··· Data to use ···

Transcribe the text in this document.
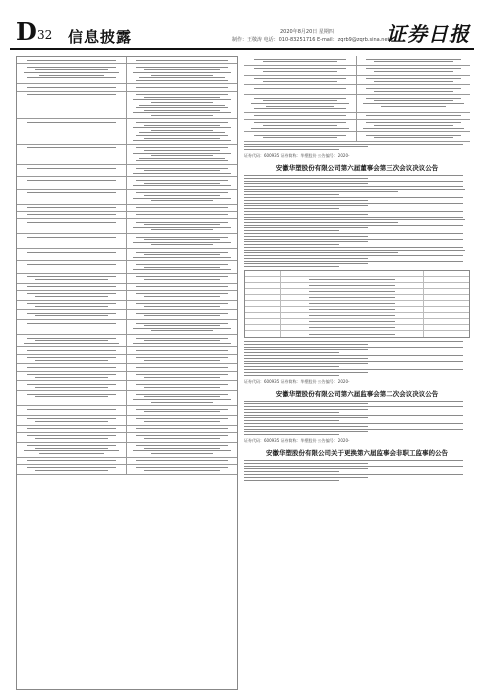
D 32 信息披露	2020年8月20日 星期四
制作：王敬涛 电话：010-83251716 E-mail：zqrb9@zqrb.sina.net
证券日报
证券代码：600935 证券简称：华塑股份 公告编号：2020-
安徽华塑股份有限公司第六届董事会第三次会议决议公告
证券代码：600935 证券简称：华塑股份 公告编号：2020-
安徽华塑股份有限公司第六届监事会第二次会议决议公告
证券代码：600935 证券简称：华塑股份 公告编号：2020-
安徽华塑股份有限公司关于更换第六届监事会非职工监事的公告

···

:: Written instruction ::
Transcribe each entry above exactly, apart from the pictures.

:: Output for this task ::
Transcribe the text in this document.
D 32 信息披露	2020年8月20日 星期四
制作：王敬涛 电话：010-83251716 E-mail：zqrb9@zqrb.sina.net
证券日报
证券代码：600935 证券简称：华塑股份 公告编号：2020-
安徽华塑股份有限公司第六届董事会第三次会议决议公告
证券代码：600935 证券简称：华塑股份 公告编号：2020-
安徽华塑股份有限公司第六届监事会第二次会议决议公告
证券代码：600935 证券简称：华塑股份 公告编号：2020-
安徽华塑股份有限公司关于更换第六届监事会非职工监事的公告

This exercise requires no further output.